> _Document passage_:
:::::

What is this problem about?

The Camelcase Matching interview question involves matching a list of query strings against a specific pattern. A query matches the pattern if we can insert lowercase letters into the pattern to make it equal to the query. Critically, we cannot insert any uppercase letters. This Camelcase Matching coding problem is a test of string filtering based on specific structural rules.

Why is this asked in interviews?

Companies like Google and Compass use this to test a candidate's proficiency with string traversal and character-by-character comparison. It evaluates whether you can handle constraints (like the "no extra uppercase" rule) while effectively matching a subsequence. It's a great test for two-pointer logic or regular expression intuition.

Algorithmic pattern used

The most efficient approach follows the Two Pointers, String interview pattern.

  1. Use one pointer for the query and one for the pattern.
  2. As you move through the query, if the characters match, move the pattern pointer.
  3. If the characters don't match, the character in the query must be lowercase. If it's uppercase and doesn't match the current pattern character, the match fails.
  4. After traversing the query, check if you successfully matched all characters in the pattern.

Example explanation

pattern = "FB", query = "FooBar"

  1. 'F' matches 'F'. Pattern pointer moves to 'B'.

:::::

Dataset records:
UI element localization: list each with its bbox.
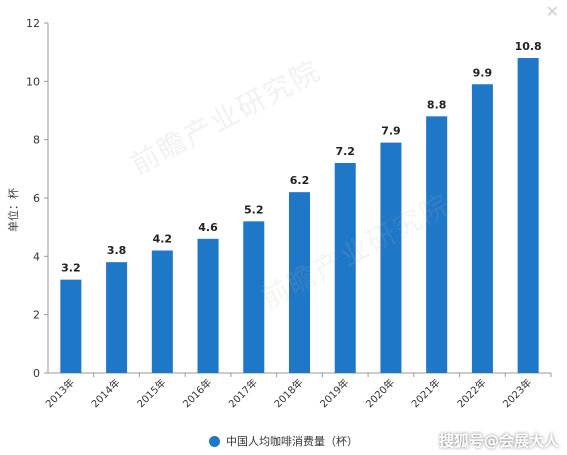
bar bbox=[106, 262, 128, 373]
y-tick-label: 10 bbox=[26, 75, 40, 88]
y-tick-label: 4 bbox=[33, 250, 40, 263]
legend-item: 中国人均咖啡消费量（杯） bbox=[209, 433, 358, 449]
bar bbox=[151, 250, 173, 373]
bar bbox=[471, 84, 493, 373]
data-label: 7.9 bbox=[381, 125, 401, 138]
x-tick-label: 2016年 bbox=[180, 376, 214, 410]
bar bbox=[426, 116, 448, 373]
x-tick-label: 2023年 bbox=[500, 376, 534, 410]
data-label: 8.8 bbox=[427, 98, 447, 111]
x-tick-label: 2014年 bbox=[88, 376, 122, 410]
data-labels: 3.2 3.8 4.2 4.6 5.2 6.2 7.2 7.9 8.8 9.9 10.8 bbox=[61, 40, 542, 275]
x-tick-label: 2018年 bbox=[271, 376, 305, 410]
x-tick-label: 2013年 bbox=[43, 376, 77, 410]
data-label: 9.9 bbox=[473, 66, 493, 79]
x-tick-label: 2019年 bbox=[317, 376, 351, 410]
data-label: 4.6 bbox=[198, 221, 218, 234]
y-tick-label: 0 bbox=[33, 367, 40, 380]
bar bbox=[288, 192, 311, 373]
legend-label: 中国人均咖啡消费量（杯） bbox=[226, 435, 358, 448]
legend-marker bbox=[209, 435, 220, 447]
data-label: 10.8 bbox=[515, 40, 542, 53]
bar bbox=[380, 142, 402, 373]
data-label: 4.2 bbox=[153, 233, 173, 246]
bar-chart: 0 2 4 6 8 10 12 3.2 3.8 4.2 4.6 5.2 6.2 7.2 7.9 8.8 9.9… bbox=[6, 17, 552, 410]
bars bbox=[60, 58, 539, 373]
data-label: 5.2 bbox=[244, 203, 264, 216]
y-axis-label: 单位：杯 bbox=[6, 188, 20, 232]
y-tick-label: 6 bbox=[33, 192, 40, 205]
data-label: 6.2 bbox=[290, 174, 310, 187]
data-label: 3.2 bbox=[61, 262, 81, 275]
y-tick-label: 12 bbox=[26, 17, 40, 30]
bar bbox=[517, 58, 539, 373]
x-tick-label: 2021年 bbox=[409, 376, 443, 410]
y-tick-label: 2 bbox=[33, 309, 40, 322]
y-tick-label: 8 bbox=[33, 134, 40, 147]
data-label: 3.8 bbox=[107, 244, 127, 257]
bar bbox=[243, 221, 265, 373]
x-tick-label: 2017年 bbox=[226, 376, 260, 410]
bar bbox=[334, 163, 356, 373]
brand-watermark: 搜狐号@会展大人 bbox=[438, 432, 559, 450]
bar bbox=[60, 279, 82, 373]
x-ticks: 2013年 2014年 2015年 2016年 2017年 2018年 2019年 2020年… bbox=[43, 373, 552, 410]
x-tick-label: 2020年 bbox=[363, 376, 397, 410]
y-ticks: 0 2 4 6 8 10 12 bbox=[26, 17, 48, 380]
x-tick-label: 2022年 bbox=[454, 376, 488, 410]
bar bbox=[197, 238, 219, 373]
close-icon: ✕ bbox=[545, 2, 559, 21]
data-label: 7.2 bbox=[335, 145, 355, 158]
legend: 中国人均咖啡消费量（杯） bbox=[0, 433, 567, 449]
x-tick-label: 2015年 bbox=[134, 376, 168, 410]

:::::

> _Instructions_:
1 > Reproduce the Camelcase Matching text word for word, starting with "Algorithmic pattern used" and going on through "the pattern pointer.".
2 > In the Camelcase Matching text, what kind of letter is a solver forbidden to insert into the pattern?
3 > Continue the Camelcase Matching text from its last sentence.
None of the data above is needed.

> _Written responses_:
1 >
Algorithmic pattern used

The most efficient approach follows the Two Pointers, String interview pattern.

  1. Use one pointer for the query and one for the pattern.
  2. As you move through the query, if the characters match, move the pattern pointer.

2 > Uppercase letters.

3 >
  2. 'o', 'o' in query are lowercase. Skip them.
  3. 'B' matches 'B'. Pattern pointer moves past the end.
  4. 'a', 'r' in query are lowercase. Skip them. Match: True. If query = "FoBaR", it fails because 'R' is an extra uppercase letter not found in the pattern.

Common mistakes candidates make

  • Missing extra uppercase letters: Forgetting to check characters in the query that don't appear in the pattern. If they are uppercase, it's an automatic mismatch.
  • Incorrect subsequence matching: Failing to ensure that the pattern characters appear in the query in the correct order.
  • Over-complicating with Regex: While possible, regex can be tricky to build dynamically for this specific "no extra uppercase" constraint.

Interview preparation tip

When a problem asks if one string can be "built" from another by adding specific types of characters, always start with a two-pointer subsequence check. It's usually the most optimal O(N) solution.